§ Work to be completed:
Please give the entries again in full and exactly, without any picture.

§ Records supplied:
====

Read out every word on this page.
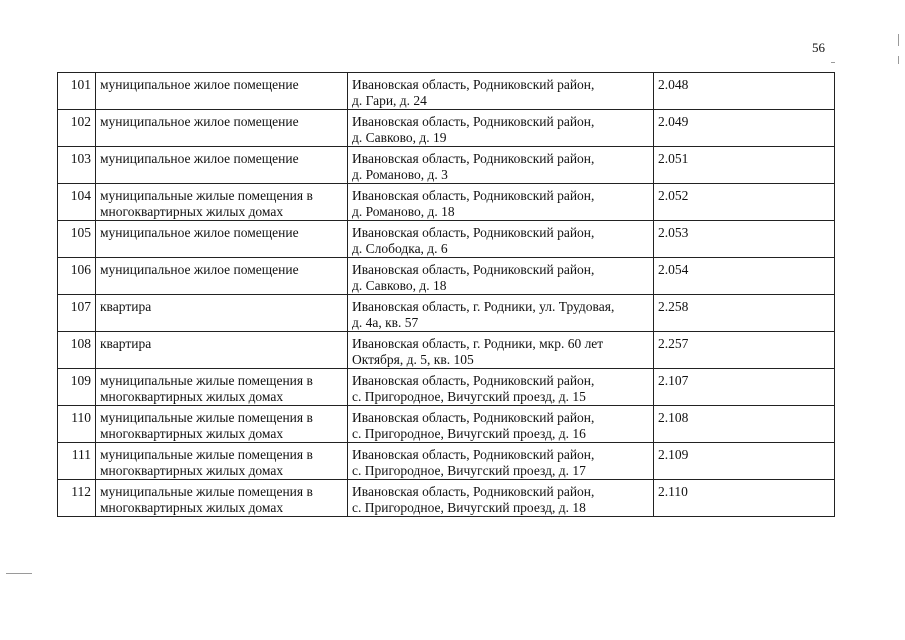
56
101	муниципальное жилое помещение	Ивановская область, Родниковский район,
д. Гари, д. 24	2.048
102	муниципальное жилое помещение	Ивановская область, Родниковский район,
д. Савково, д. 19	2.049
103	муниципальное жилое помещение	Ивановская область, Родниковский район,
д. Романово, д. 3	2.051
104	муниципальные жилые помещения в многоквартирных жилых домах	Ивановская область, Родниковский район,
д. Романово, д. 18	2.052
105	муниципальное жилое помещение	Ивановская область, Родниковский район,
д. Слободка, д. 6	2.053
106	муниципальное жилое помещение	Ивановская область, Родниковский район,
д. Савково, д. 18	2.054
107	квартира	Ивановская область, г. Родники, ул. Трудовая,
д. 4а, кв. 57	2.258
108	квартира	Ивановская область, г. Родники, мкр. 60 лет
Октября, д. 5, кв. 105	2.257
109	муниципальные жилые помещения в многоквартирных жилых домах	Ивановская область, Родниковский район,
с. Пригородное, Вичугский проезд, д. 15	2.107
110	муниципальные жилые помещения в многоквартирных жилых домах	Ивановская область, Родниковский район,
с. Пригородное, Вичугский проезд, д. 16	2.108
111	муниципальные жилые помещения в многоквартирных жилых домах	Ивановская область, Родниковский район,
с. Пригородное, Вичугский проезд, д. 17	2.109
112	муниципальные жилые помещения в многоквартирных жилых домах	Ивановская область, Родниковский район,
с. Пригородное, Вичугский проезд, д. 18	2.110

====

§ Finished answer:
Read out every word on this page.
56
101	муниципальное жилое помещение	Ивановская область, Родниковский район,
д. Гари, д. 24	2.048
102	муниципальное жилое помещение	Ивановская область, Родниковский район,
д. Савково, д. 19	2.049
103	муниципальное жилое помещение	Ивановская область, Родниковский район,
д. Романово, д. 3	2.051
104	муниципальные жилые помещения в многоквартирных жилых домах	Ивановская область, Родниковский район,
д. Романово, д. 18	2.052
105	муниципальное жилое помещение	Ивановская область, Родниковский район,
д. Слободка, д. 6	2.053
106	муниципальное жилое помещение	Ивановская область, Родниковский район,
д. Савково, д. 18	2.054
107	квартира	Ивановская область, г. Родники, ул. Трудовая,
д. 4а, кв. 57	2.258
108	квартира	Ивановская область, г. Родники, мкр. 60 лет
Октября, д. 5, кв. 105	2.257
109	муниципальные жилые помещения в многоквартирных жилых домах	Ивановская область, Родниковский район,
с. Пригородное, Вичугский проезд, д. 15	2.107
110	муниципальные жилые помещения в многоквартирных жилых домах	Ивановская область, Родниковский район,
с. Пригородное, Вичугский проезд, д. 16	2.108
111	муниципальные жилые помещения в многоквартирных жилых домах	Ивановская область, Родниковский район,
с. Пригородное, Вичугский проезд, д. 17	2.109
112	муниципальные жилые помещения в многоквартирных жилых домах	Ивановская область, Родниковский район,
с. Пригородное, Вичугский проезд, д. 18	2.110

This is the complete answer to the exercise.